***** EXERCISE DATA *****

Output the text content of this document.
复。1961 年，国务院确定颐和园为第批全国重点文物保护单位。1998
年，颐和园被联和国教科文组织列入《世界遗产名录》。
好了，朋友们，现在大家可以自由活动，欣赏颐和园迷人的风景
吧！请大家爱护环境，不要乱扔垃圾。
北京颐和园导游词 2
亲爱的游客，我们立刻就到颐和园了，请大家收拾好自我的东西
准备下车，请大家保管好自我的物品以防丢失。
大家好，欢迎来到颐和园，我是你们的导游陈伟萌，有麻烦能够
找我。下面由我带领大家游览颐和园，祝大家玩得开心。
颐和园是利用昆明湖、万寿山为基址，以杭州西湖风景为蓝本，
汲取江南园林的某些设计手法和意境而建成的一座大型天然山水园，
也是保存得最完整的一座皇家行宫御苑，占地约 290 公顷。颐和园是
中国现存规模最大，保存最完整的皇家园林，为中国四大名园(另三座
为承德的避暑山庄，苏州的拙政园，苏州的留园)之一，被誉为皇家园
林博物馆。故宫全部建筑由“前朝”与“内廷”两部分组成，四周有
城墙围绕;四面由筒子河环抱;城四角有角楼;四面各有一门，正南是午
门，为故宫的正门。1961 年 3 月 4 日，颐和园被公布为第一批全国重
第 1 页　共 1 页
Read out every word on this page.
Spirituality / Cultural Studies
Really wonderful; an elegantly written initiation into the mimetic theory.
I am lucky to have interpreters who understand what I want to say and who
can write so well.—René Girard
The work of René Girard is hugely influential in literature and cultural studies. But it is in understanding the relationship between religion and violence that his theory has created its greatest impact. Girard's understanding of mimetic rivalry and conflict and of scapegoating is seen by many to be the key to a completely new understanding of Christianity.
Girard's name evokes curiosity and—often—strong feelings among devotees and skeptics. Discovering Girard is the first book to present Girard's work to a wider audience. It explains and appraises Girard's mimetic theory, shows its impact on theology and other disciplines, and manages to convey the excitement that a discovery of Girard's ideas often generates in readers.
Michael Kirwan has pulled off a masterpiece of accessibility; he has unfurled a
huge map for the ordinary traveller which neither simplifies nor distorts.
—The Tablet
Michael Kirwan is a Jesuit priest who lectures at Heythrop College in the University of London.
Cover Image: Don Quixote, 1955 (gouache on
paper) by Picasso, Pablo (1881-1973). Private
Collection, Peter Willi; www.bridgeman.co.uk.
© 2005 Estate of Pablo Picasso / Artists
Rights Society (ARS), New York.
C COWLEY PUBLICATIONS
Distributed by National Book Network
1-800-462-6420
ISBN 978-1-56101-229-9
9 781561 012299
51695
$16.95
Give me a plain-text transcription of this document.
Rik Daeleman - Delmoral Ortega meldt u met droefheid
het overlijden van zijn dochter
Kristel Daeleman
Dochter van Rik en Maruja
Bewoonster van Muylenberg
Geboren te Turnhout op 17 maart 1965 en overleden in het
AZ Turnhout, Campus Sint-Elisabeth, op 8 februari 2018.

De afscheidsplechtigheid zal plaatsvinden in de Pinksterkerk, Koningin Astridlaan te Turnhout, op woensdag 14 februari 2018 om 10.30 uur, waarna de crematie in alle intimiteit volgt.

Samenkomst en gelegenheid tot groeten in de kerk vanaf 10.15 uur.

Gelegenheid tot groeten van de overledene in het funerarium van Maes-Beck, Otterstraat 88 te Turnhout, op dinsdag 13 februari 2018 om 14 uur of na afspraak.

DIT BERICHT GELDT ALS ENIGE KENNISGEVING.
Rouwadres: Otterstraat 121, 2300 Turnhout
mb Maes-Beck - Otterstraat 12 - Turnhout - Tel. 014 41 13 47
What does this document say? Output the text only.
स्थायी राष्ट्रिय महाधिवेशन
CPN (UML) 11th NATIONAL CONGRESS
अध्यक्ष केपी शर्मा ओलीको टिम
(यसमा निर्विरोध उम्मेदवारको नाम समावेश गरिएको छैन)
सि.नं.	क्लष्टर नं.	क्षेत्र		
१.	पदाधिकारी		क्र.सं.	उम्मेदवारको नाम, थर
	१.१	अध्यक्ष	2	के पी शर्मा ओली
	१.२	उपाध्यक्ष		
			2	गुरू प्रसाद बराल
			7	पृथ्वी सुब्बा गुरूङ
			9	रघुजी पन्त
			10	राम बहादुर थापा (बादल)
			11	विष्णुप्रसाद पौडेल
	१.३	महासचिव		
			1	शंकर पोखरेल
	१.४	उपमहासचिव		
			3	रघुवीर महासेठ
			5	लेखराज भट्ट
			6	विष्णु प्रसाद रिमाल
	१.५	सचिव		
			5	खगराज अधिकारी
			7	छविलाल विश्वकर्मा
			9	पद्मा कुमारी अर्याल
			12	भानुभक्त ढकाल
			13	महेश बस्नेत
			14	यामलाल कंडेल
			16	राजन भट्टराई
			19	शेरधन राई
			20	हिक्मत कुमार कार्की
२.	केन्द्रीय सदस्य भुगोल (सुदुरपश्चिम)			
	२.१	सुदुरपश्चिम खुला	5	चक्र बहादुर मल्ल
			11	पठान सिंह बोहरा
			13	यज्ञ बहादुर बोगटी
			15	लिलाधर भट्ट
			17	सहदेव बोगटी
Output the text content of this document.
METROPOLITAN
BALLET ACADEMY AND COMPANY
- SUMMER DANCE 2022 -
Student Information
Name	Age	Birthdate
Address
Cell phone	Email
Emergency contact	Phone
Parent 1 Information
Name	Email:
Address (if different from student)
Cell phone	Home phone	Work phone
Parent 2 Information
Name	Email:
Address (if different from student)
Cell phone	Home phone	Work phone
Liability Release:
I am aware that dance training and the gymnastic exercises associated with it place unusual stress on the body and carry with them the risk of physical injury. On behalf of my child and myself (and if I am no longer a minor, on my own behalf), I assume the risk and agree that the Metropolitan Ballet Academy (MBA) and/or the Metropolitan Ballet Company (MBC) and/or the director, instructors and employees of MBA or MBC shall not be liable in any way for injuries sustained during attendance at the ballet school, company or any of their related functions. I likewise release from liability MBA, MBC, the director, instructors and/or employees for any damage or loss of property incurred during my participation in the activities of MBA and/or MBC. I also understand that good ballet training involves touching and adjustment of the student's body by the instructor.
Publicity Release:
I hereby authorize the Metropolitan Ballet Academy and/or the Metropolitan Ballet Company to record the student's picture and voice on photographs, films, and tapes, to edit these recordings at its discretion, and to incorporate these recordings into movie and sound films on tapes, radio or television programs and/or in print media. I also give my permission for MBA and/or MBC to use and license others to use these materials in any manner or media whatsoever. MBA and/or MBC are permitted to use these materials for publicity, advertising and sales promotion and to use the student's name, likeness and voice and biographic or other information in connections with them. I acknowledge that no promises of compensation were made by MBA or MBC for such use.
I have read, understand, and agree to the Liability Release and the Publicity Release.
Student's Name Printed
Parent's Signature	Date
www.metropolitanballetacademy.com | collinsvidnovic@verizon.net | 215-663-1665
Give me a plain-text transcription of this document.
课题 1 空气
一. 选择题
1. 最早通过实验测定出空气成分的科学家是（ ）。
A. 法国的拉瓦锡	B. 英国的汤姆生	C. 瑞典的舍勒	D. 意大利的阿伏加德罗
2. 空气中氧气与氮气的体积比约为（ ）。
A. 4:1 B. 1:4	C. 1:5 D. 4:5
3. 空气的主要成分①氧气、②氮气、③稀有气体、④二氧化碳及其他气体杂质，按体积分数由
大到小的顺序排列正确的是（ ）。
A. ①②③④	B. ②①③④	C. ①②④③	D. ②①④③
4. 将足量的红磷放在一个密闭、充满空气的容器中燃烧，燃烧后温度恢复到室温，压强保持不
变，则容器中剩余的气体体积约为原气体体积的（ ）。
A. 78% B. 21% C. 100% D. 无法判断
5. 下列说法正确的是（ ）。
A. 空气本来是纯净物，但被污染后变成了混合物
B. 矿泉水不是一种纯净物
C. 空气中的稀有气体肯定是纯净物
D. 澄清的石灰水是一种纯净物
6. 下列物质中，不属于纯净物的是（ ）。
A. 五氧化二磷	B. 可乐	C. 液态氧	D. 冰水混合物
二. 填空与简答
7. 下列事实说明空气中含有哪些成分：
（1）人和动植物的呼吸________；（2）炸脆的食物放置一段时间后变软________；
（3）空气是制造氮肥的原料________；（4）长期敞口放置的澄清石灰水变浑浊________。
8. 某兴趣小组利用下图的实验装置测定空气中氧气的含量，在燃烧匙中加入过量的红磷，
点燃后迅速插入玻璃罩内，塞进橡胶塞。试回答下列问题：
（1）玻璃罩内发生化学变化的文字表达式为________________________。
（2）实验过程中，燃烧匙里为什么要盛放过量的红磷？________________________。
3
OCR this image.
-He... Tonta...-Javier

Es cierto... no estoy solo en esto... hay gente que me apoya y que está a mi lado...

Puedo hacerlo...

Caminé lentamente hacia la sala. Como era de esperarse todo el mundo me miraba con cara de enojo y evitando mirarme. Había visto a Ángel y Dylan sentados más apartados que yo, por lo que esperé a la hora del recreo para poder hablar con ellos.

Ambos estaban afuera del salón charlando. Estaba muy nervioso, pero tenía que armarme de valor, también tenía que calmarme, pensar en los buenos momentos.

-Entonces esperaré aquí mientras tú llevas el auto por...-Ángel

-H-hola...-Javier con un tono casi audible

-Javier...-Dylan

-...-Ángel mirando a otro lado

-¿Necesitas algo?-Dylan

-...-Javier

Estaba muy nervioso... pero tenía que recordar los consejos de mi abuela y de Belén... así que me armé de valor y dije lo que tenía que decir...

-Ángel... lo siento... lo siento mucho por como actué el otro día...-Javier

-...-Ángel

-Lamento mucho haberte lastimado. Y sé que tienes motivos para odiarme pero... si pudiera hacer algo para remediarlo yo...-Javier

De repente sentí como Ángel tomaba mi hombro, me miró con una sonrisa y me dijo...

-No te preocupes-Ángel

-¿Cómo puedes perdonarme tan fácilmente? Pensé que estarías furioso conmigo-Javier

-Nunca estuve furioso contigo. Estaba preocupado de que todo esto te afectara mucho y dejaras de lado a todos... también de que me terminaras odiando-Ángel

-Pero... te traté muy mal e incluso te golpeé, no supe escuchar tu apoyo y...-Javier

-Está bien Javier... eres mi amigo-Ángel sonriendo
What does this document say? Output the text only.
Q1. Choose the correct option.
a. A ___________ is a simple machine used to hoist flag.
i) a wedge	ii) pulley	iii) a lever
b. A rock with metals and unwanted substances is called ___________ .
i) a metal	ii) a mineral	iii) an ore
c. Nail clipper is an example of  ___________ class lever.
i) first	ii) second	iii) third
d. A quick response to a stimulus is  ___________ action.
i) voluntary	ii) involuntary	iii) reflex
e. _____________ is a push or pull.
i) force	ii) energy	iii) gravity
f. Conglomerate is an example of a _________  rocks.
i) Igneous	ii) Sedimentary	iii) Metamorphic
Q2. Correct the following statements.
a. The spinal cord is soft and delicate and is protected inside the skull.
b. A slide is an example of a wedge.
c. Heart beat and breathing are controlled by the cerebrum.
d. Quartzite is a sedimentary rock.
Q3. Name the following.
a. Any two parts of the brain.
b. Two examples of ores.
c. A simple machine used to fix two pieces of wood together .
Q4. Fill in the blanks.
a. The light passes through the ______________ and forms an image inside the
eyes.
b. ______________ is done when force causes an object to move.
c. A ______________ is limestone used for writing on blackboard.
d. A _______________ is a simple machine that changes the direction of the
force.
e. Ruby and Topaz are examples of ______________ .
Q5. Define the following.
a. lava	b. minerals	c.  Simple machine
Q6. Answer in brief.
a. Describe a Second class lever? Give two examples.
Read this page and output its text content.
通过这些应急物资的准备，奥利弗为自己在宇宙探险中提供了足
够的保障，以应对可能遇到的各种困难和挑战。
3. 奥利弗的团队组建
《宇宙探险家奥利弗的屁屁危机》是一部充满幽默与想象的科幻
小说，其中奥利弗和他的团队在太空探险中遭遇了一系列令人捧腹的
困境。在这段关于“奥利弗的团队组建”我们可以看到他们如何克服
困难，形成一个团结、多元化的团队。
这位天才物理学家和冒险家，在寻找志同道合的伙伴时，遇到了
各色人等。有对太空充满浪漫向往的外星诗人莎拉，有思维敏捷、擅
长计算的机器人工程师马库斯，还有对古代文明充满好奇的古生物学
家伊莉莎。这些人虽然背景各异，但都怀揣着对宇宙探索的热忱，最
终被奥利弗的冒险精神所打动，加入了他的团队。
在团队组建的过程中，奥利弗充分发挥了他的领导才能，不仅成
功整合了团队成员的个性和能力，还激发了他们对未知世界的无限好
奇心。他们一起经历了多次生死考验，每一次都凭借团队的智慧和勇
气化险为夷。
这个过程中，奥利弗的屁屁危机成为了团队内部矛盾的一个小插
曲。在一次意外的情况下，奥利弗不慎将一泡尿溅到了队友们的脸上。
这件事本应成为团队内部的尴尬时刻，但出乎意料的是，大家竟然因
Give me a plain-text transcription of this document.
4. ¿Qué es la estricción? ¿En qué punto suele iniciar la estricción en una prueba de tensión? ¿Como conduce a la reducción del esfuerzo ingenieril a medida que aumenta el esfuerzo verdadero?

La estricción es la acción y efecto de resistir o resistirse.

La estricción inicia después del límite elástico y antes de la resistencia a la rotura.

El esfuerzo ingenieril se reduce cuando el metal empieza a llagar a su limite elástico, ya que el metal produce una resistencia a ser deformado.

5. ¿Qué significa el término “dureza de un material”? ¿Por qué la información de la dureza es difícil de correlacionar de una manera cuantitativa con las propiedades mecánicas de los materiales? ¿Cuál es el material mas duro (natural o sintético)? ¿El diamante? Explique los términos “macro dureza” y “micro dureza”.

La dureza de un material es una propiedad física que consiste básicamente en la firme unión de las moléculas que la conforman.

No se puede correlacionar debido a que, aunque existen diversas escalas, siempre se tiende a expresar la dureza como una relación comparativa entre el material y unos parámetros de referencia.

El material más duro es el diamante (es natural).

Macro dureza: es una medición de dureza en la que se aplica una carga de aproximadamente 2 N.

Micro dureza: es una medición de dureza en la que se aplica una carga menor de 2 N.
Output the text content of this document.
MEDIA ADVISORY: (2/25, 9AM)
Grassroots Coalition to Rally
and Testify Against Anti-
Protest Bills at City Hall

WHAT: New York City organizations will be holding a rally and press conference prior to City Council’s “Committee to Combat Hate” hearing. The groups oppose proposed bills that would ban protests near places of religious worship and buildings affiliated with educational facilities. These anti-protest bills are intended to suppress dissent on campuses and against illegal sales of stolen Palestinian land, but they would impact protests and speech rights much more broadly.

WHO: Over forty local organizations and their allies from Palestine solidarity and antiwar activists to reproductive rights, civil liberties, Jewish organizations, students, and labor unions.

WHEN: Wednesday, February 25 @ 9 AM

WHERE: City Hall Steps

*****

Check every line of the data, and copy the ones that contain "furioso".

* EXERCISE OUTPUT *
-¿Cómo puedes perdonarme tan fácilmente? Pensé que estarías furioso conmigo-Javier
-Nunca estuve furioso contigo. Estaba preocupado de que todo esto te afectara mucho y dejaras de lado a todos... también de que me terminaras odiando-Ángel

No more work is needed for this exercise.